[Requirements] Transcribe all the entries word for word, skipping the pictures.
* * *
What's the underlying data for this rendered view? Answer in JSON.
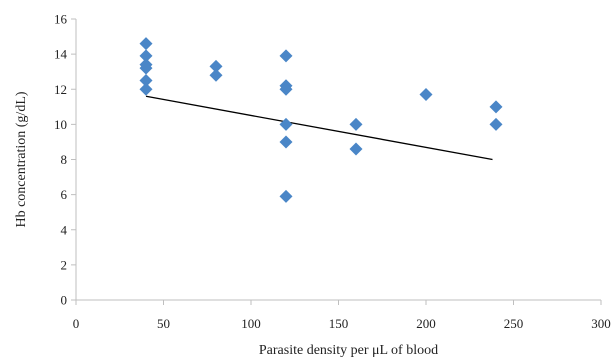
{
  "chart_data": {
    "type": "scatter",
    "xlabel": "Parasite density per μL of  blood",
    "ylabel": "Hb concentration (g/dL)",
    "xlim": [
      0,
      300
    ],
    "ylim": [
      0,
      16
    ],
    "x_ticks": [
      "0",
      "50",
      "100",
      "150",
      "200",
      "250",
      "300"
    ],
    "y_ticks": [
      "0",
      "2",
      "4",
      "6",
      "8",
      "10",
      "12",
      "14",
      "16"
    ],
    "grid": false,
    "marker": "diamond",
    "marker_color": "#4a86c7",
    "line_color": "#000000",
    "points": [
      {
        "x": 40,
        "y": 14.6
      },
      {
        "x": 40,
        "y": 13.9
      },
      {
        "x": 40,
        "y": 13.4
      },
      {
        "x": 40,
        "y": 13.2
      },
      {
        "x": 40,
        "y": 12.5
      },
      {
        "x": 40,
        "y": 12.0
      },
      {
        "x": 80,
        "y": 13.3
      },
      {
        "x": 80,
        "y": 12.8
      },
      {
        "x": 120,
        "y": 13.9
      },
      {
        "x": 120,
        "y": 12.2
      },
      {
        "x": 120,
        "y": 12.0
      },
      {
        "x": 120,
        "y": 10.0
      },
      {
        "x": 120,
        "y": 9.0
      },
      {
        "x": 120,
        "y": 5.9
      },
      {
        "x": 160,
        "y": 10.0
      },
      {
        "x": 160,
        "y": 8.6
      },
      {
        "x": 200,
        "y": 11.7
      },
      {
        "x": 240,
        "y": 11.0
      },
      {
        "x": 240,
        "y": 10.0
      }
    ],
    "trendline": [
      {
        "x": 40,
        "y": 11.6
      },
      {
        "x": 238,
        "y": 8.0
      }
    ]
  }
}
* * *
[Task output]
What's the underlying data for this rendered view? Answer in JSON.
{
  "chart_data": {
    "type": "scatter",
    "xlabel": "Parasite density per μL of  blood",
    "ylabel": "Hb concentration (g/dL)",
    "xlim": [
      0,
      300
    ],
    "ylim": [
      0,
      16
    ],
    "x_ticks": [
      "0",
      "50",
      "100",
      "150",
      "200",
      "250",
      "300"
    ],
    "y_ticks": [
      "0",
      "2",
      "4",
      "6",
      "8",
      "10",
      "12",
      "14",
      "16"
    ],
    "grid": false,
    "marker": "diamond",
    "marker_color": "#4a86c7",
    "line_color": "#000000",
    "points": [
      {
        "x": 40,
        "y": 14.6
      },
      {
        "x": 40,
        "y": 13.9
      },
      {
        "x": 40,
        "y": 13.4
      },
      {
        "x": 40,
        "y": 13.2
      },
      {
        "x": 40,
        "y": 12.5
      },
      {
        "x": 40,
        "y": 12.0
      },
      {
        "x": 80,
        "y": 13.3
      },
      {
        "x": 80,
        "y": 12.8
      },
      {
        "x": 120,
        "y": 13.9
      },
      {
        "x": 120,
        "y": 12.2
      },
      {
        "x": 120,
        "y": 12.0
      },
      {
        "x": 120,
        "y": 10.0
      },
      {
        "x": 120,
        "y": 9.0
      },
      {
        "x": 120,
        "y": 5.9
      },
      {
        "x": 160,
        "y": 10.0
      },
      {
        "x": 160,
        "y": 8.6
      },
      {
        "x": 200,
        "y": 11.7
      },
      {
        "x": 240,
        "y": 11.0
      },
      {
        "x": 240,
        "y": 10.0
      }
    ],
    "trendline": [
      {
        "x": 40,
        "y": 11.6
      },
      {
        "x": 238,
        "y": 8.0
      }
    ]
  }
}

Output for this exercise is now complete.